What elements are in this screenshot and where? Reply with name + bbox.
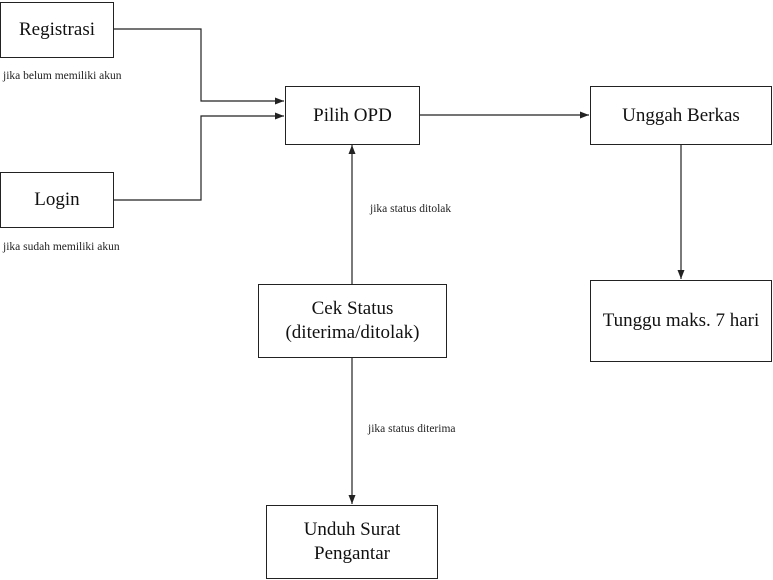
node-unggah-berkas: Unggah Berkas xyxy=(590,86,772,145)
node-registrasi: Registrasi xyxy=(0,2,114,58)
node-login-label: Login xyxy=(34,189,80,211)
node-pilih-opd-label: Pilih OPD xyxy=(313,104,392,126)
node-login: Login xyxy=(0,172,114,228)
node-tunggu: Tunggu maks. 7 hari xyxy=(590,280,772,362)
node-unggah-berkas-label: Unggah Berkas xyxy=(622,104,740,126)
node-cek-status: Cek Status (diterima/ditolak) xyxy=(258,284,447,358)
note-sudah-memiliki-akun: jika sudah memiliki akun xyxy=(3,241,120,253)
edge-registrasi-to-pilih-opd xyxy=(114,28,284,105)
node-tunggu-label: Tunggu maks. 7 hari xyxy=(602,310,760,332)
note-belum-memiliki-akun: jika belum memiliki akun xyxy=(3,70,122,82)
node-cek-status-label: Cek Status (diterima/ditolak) xyxy=(285,298,420,343)
node-unduh-surat-label: Unduh Surat Pengantar xyxy=(303,519,401,564)
node-unduh-surat: Unduh Surat Pengantar xyxy=(266,505,438,579)
node-pilih-opd: Pilih OPD xyxy=(285,86,420,145)
note-status-diterima: jika status diterima xyxy=(368,423,456,435)
edge-login-to-pilih-opd xyxy=(114,112,284,201)
note-status-ditolak: jika status ditolak xyxy=(370,203,452,215)
node-registrasi-label: Registrasi xyxy=(19,19,95,41)
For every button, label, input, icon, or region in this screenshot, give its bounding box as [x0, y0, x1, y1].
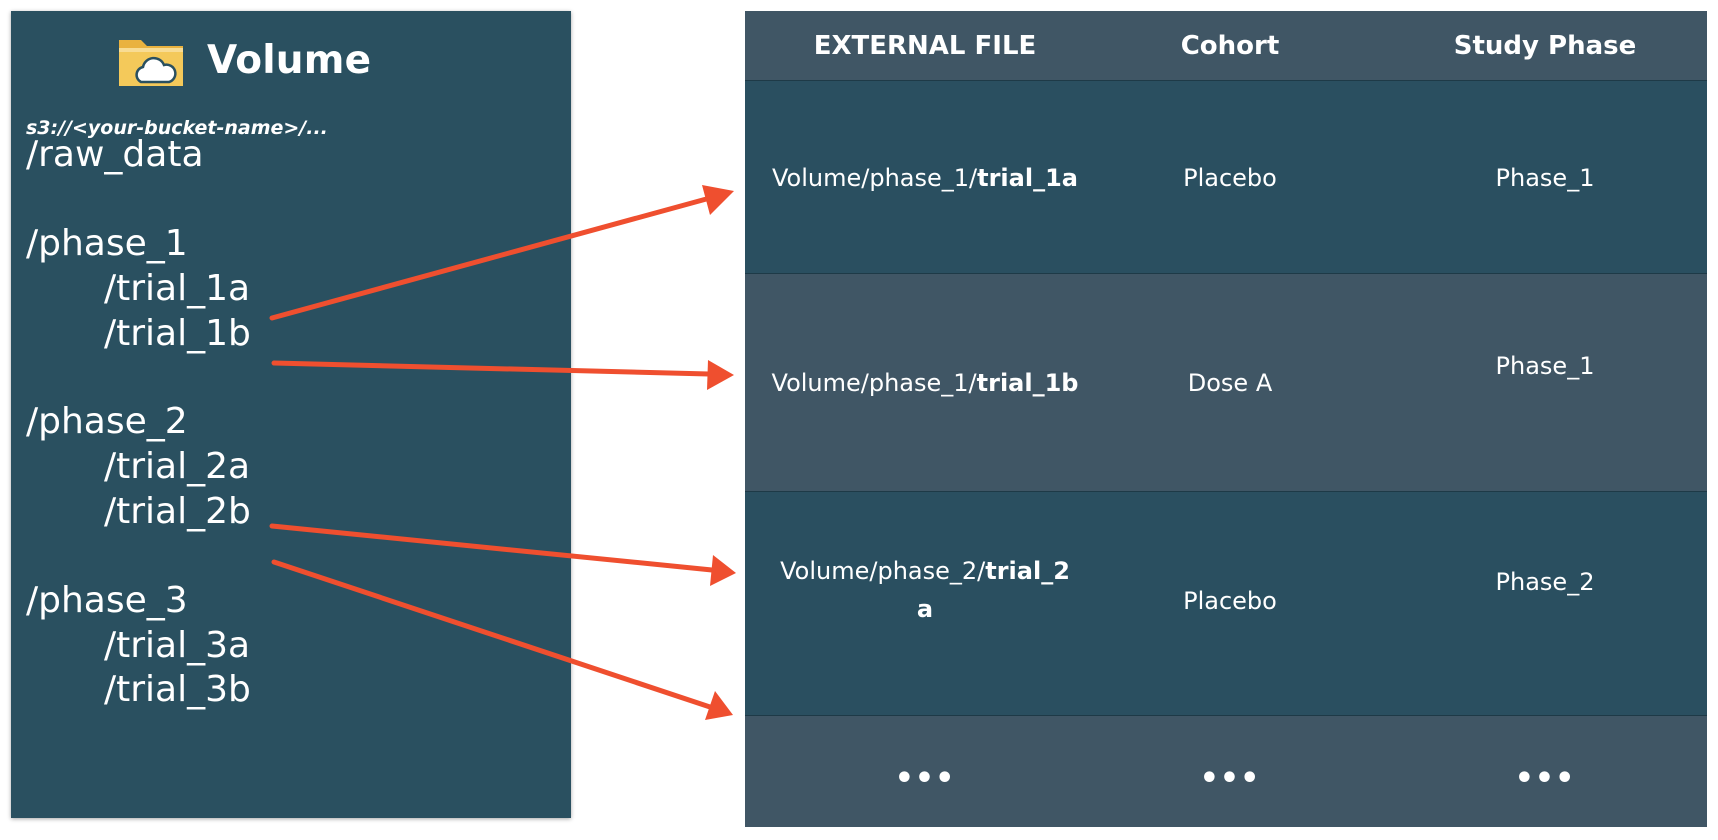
file-cell: Volume/phase_1/trial_1a [745, 81, 1105, 274]
table-row[interactable]: Volume/phase_1/trial_1a Placebo Phase_1 [745, 81, 1707, 274]
tree-item-phase-1[interactable]: /phase_1 [26, 223, 188, 264]
file-prefix: Volume/phase_2/ [780, 557, 986, 585]
bucket-path: s3://<your-bucket-name>/... [26, 117, 328, 139]
tree-item-trial-2a[interactable]: /trial_2a [104, 446, 251, 487]
volume-panel: Volume s3://<your-bucket-name>/... /raw_… [11, 11, 571, 818]
tree-item-trial-3b[interactable]: /trial_3b [104, 669, 251, 710]
volume-header: Volume [115, 27, 371, 93]
file-prefix: Volume/phase_1/ [771, 369, 977, 397]
file-prefix: Volume/phase_1/ [772, 163, 978, 192]
cohort-cell: Placebo [1183, 163, 1277, 192]
phase-cell: Phase_1 [1495, 351, 1595, 380]
file-name: trial_2 [985, 557, 1070, 585]
file-cell: Volume/phase_1/trial_1b [745, 274, 1105, 492]
file-name: trial_1a [977, 163, 1078, 192]
more-cell: ••• [1514, 760, 1576, 796]
tree-item-trial-2b[interactable]: /trial_2b [104, 491, 251, 532]
phase-cell: Phase_1 [1495, 163, 1595, 192]
header-study-phase: Study Phase [1453, 31, 1637, 61]
external-file-table: EXTERNAL FILE Cohort Study Phase Volume/… [745, 11, 1707, 827]
cohort-cell: Dose A [1187, 369, 1273, 397]
more-cell: ••• [1199, 760, 1261, 796]
tree-item-trial-1a[interactable]: /trial_1a [104, 268, 251, 309]
table-header-row: EXTERNAL FILE Cohort Study Phase [745, 11, 1707, 81]
file-name-wrap: a [916, 595, 934, 623]
tree-item-phase-2[interactable]: /phase_2 [26, 401, 188, 442]
header-cohort: Cohort [1180, 31, 1280, 61]
phase-cell: Phase_2 [1495, 568, 1595, 596]
file-name: trial_1b [976, 369, 1079, 397]
table-row[interactable]: Volume/phase_1/trial_1b Dose A Phase_1 [745, 274, 1707, 492]
header-external-file: EXTERNAL FILE [813, 31, 1037, 61]
more-cell: ••• [894, 760, 956, 796]
tree-item-trial-3a[interactable]: /trial_3a [104, 625, 251, 666]
table-row[interactable]: ••• ••• ••• [745, 716, 1707, 827]
tree-item-raw-data[interactable]: /raw_data [26, 134, 204, 175]
folder-cloud-icon [119, 40, 183, 86]
cohort-cell: Placebo [1183, 587, 1277, 615]
tree-item-phase-3[interactable]: /phase_3 [26, 580, 188, 621]
tree-item-trial-1b[interactable]: /trial_1b [104, 313, 251, 354]
volume-title: Volume [207, 37, 372, 83]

--*--

* _Short task_: Can you reproduce both entries above line for line, with every character unchanged, but leave out the pictures?

* _Response to the task_:
What elements are in this screenshot and where? Reply with name + bbox.
node-unggah-berkas: Unggah Berkas xyxy=(590,86,772,145)
node-registrasi: Registrasi xyxy=(0,2,114,58)
node-login-label: Login xyxy=(34,189,80,211)
node-pilih-opd-label: Pilih OPD xyxy=(313,104,392,126)
node-login: Login xyxy=(0,172,114,228)
node-tunggu: Tunggu maks. 7 hari xyxy=(590,280,772,362)
node-unggah-berkas-label: Unggah Berkas xyxy=(622,104,740,126)
node-cek-status: Cek Status (diterima/ditolak) xyxy=(258,284,447,358)
note-sudah-memiliki-akun: jika sudah memiliki akun xyxy=(3,241,120,253)
edge-registrasi-to-pilih-opd xyxy=(114,28,284,105)
node-tunggu-label: Tunggu maks. 7 hari xyxy=(602,310,760,332)
note-belum-memiliki-akun: jika belum memiliki akun xyxy=(3,70,122,82)
node-cek-status-label: Cek Status (diterima/ditolak) xyxy=(285,298,420,343)
node-unduh-surat-label: Unduh Surat Pengantar xyxy=(303,519,401,564)
node-unduh-surat: Unduh Surat Pengantar xyxy=(266,505,438,579)
node-pilih-opd: Pilih OPD xyxy=(285,86,420,145)
note-status-diterima: jika status diterima xyxy=(368,423,456,435)
edge-login-to-pilih-opd xyxy=(114,112,284,201)
note-status-ditolak: jika status ditolak xyxy=(370,203,452,215)
node-registrasi-label: Registrasi xyxy=(19,19,95,41)
For every button, label, input, icon, or region in this screenshot, give its bounding box as [x0, y0, x1, y1].
file-cell: Volume/phase_1/trial_1a [745, 81, 1105, 274]
table-row[interactable]: Volume/phase_1/trial_1a Placebo Phase_1 [745, 81, 1707, 274]
tree-item-phase-1[interactable]: /phase_1 [26, 223, 188, 264]
file-prefix: Volume/phase_2/ [780, 557, 986, 585]
bucket-path: s3://<your-bucket-name>/... [26, 117, 328, 139]
tree-item-trial-2a[interactable]: /trial_2a [104, 446, 251, 487]
volume-panel: Volume s3://<your-bucket-name>/... /raw_… [11, 11, 571, 818]
tree-item-trial-3b[interactable]: /trial_3b [104, 669, 251, 710]
volume-header: Volume [115, 27, 371, 93]
file-prefix: Volume/phase_1/ [771, 369, 977, 397]
file-prefix: Volume/phase_1/ [772, 163, 978, 192]
cohort-cell: Placebo [1183, 163, 1277, 192]
phase-cell: Phase_1 [1495, 351, 1595, 380]
file-name: trial_2 [985, 557, 1070, 585]
file-cell: Volume/phase_1/trial_1b [745, 274, 1105, 492]
file-name: trial_1a [977, 163, 1078, 192]
more-cell: ••• [1514, 760, 1576, 796]
tree-item-trial-2b[interactable]: /trial_2b [104, 491, 251, 532]
phase-cell: Phase_1 [1495, 163, 1595, 192]
header-study-phase: Study Phase [1453, 31, 1637, 61]
external-file-table: EXTERNAL FILE Cohort Study Phase Volume/… [745, 11, 1707, 827]
cohort-cell: Dose A [1187, 369, 1273, 397]
more-cell: ••• [1199, 760, 1261, 796]
tree-item-trial-1a[interactable]: /trial_1a [104, 268, 251, 309]
table-header-row: EXTERNAL FILE Cohort Study Phase [745, 11, 1707, 81]
file-name-wrap: a [916, 595, 934, 623]
tree-item-phase-2[interactable]: /phase_2 [26, 401, 188, 442]
header-cohort: Cohort [1180, 31, 1280, 61]
phase-cell: Phase_2 [1495, 568, 1595, 596]
file-name: trial_1b [976, 369, 1079, 397]
table-row[interactable]: Volume/phase_1/trial_1b Dose A Phase_1 [745, 274, 1707, 492]
header-external-file: EXTERNAL FILE [813, 31, 1037, 61]
more-cell: ••• [894, 760, 956, 796]
tree-item-trial-3a[interactable]: /trial_3a [104, 625, 251, 666]
table-row[interactable]: ••• ••• ••• [745, 716, 1707, 827]
tree-item-raw-data[interactable]: /raw_data [26, 134, 204, 175]
folder-cloud-icon [119, 40, 183, 86]
cohort-cell: Placebo [1183, 587, 1277, 615]
tree-item-phase-3[interactable]: /phase_3 [26, 580, 188, 621]
tree-item-trial-1b[interactable]: /trial_1b [104, 313, 251, 354]
volume-title: Volume [207, 37, 372, 83]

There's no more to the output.